From the entries provided below, copy each line that contains the word "amplitude".

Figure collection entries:
§ §
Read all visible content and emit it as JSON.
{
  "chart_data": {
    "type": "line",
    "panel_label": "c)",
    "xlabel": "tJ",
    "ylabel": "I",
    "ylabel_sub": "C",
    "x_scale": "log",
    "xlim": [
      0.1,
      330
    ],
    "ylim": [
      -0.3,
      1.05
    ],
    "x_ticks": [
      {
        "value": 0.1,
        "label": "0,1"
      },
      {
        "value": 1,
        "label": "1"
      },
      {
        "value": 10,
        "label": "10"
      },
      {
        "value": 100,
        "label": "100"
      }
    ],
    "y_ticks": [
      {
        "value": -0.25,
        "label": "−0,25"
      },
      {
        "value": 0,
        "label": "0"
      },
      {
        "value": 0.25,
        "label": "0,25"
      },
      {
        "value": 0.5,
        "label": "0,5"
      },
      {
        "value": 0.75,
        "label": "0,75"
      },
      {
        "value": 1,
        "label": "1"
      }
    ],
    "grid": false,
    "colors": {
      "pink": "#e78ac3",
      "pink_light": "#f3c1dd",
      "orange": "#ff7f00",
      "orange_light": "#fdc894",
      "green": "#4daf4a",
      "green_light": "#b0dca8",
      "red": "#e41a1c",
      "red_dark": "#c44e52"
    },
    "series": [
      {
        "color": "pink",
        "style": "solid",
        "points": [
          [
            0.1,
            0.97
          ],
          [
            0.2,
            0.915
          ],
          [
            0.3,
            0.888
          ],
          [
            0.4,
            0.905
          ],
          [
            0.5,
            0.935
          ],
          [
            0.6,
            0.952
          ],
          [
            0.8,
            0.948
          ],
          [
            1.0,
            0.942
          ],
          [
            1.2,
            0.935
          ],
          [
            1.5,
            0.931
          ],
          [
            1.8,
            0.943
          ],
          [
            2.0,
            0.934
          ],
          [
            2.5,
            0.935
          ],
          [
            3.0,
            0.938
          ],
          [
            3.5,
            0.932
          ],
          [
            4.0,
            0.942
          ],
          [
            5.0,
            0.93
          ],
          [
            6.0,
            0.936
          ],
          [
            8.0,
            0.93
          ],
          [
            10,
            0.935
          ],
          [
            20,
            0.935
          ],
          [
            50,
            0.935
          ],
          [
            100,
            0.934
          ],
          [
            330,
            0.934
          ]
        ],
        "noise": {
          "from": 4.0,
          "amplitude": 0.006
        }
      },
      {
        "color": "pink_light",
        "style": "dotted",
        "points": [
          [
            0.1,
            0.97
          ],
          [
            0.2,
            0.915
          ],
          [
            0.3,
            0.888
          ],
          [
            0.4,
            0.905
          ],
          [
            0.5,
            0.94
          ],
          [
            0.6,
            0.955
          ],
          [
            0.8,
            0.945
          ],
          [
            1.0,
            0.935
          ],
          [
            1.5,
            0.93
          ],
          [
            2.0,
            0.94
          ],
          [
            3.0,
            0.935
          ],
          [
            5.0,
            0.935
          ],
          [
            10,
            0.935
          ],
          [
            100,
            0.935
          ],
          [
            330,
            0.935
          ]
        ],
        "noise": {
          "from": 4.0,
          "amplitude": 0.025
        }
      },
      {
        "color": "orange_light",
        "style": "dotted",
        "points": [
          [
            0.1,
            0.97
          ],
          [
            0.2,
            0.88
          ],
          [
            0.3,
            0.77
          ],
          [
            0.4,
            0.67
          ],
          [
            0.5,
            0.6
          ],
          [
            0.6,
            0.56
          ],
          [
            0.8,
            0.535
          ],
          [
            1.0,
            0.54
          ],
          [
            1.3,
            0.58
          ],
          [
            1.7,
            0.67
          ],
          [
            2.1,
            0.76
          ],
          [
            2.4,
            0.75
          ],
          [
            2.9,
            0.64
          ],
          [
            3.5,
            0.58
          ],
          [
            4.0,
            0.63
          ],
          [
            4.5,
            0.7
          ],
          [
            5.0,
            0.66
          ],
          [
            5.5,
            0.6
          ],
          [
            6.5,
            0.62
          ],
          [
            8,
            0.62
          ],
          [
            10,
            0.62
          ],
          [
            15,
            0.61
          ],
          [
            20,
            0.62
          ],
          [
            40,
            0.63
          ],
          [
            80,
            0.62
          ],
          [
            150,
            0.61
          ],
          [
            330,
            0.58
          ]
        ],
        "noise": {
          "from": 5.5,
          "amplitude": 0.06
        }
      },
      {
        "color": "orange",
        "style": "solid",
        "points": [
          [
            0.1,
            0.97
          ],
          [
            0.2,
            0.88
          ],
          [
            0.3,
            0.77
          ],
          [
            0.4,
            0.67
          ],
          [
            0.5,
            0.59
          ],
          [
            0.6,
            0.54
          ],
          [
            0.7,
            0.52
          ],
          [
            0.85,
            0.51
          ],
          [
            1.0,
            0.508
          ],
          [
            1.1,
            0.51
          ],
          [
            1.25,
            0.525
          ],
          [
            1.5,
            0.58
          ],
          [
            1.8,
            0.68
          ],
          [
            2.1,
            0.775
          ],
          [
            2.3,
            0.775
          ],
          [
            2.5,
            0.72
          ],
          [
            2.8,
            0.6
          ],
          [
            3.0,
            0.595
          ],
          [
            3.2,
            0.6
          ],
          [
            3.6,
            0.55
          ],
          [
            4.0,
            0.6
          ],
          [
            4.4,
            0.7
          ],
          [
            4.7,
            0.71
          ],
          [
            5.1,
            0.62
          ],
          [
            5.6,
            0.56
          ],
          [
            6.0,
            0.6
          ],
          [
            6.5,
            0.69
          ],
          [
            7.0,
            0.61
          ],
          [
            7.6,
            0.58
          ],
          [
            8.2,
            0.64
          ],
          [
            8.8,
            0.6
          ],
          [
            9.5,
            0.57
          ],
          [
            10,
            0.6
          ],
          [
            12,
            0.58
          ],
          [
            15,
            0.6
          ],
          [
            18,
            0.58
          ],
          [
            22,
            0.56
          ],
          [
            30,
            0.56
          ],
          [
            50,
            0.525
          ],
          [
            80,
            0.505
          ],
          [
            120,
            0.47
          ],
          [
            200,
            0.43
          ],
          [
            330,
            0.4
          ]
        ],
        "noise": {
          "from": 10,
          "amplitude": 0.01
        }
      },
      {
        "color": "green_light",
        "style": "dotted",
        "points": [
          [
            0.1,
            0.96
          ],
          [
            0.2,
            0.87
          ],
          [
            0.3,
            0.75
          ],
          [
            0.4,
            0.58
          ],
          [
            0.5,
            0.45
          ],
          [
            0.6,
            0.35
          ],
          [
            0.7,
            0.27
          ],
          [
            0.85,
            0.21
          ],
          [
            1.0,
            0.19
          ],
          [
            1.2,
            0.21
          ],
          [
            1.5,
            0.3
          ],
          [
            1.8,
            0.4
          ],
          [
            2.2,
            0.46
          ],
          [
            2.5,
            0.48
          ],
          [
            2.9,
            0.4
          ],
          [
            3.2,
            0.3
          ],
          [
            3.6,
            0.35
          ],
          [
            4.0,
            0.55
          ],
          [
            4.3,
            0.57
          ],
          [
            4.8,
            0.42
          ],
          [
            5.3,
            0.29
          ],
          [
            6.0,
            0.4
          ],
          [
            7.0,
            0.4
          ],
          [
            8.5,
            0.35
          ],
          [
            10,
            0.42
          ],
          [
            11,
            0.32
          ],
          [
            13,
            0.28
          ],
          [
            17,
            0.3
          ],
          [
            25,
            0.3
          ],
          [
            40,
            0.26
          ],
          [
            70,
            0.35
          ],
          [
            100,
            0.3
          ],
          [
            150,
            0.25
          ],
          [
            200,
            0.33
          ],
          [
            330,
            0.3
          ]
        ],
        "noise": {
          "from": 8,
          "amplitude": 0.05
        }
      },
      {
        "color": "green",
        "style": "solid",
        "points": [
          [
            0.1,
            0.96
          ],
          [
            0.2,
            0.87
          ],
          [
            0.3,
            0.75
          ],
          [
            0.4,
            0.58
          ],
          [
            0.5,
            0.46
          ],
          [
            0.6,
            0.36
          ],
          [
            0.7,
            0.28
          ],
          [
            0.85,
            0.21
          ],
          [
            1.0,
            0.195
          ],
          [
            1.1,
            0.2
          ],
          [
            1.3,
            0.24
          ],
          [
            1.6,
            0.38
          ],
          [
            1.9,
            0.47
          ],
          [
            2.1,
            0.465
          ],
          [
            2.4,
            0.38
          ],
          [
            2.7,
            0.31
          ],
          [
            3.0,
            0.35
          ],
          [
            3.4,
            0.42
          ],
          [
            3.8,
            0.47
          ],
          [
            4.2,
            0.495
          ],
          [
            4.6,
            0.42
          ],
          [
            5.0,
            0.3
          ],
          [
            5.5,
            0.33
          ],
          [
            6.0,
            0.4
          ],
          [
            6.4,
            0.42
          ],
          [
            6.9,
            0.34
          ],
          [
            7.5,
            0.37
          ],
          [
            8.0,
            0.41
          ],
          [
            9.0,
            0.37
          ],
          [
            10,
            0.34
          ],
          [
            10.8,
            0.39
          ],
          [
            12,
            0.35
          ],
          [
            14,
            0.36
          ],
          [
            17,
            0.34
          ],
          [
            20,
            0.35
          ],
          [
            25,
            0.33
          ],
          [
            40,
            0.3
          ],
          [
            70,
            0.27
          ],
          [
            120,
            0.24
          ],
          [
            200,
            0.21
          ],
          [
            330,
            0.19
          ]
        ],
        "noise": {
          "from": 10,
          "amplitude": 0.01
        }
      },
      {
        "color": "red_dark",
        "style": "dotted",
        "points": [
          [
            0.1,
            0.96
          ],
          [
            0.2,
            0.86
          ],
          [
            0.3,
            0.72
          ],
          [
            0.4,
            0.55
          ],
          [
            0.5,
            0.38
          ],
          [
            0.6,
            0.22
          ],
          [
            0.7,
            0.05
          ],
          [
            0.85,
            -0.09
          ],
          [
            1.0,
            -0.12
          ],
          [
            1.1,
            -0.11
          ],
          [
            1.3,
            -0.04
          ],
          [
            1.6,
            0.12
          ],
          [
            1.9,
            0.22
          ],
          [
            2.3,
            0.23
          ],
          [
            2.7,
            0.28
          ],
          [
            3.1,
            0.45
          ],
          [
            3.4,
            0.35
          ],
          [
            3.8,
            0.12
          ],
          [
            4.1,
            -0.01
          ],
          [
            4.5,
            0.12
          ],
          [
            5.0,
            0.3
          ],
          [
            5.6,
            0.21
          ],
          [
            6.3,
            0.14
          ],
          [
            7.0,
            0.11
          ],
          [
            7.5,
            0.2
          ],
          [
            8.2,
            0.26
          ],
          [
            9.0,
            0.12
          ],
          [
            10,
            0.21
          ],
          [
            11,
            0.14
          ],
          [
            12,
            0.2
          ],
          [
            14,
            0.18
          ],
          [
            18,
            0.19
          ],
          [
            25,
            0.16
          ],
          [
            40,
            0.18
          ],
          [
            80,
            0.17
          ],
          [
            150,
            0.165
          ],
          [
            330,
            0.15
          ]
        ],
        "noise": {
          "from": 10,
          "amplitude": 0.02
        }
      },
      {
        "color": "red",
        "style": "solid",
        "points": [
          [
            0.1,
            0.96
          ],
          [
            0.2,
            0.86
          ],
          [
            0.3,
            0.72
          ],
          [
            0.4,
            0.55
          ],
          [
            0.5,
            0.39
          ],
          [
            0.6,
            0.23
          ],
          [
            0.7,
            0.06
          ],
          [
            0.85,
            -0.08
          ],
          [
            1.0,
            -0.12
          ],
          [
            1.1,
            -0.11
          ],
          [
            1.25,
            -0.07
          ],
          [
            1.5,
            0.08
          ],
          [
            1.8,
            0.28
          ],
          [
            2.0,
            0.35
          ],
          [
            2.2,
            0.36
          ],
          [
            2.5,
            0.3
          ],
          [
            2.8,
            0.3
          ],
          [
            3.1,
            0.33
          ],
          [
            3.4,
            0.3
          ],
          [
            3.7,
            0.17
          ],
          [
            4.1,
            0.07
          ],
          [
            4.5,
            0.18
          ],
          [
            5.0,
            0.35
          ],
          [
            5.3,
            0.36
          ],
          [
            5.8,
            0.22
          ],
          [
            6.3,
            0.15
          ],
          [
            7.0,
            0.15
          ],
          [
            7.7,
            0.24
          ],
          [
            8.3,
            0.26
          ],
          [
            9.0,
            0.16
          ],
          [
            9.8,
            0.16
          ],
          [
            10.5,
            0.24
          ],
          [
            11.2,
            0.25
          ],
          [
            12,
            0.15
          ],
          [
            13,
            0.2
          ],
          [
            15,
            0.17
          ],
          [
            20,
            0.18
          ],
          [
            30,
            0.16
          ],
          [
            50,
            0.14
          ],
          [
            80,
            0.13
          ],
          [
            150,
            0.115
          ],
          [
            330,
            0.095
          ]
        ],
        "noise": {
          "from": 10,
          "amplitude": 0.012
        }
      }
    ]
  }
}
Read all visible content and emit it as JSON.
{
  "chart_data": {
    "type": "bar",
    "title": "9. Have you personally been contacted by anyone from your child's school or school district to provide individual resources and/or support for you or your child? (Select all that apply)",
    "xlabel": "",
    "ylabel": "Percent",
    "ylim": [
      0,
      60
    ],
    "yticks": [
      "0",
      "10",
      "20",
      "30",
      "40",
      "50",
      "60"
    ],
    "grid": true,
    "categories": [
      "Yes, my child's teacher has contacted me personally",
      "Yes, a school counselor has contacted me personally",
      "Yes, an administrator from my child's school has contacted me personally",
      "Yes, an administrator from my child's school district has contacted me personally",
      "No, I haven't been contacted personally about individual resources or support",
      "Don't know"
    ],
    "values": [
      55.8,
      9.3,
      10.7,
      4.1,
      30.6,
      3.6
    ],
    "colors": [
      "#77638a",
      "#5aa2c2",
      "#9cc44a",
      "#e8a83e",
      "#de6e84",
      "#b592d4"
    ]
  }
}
§ §
• [Solution for this exercise]
          "amplitude": 0.006
          "amplitude": 0.025
          "amplitude": 0.06
          "amplitude": 0.01
          "amplitude": 0.05
          "amplitude": 0.01
          "amplitude": 0.02
          "amplitude": 0.012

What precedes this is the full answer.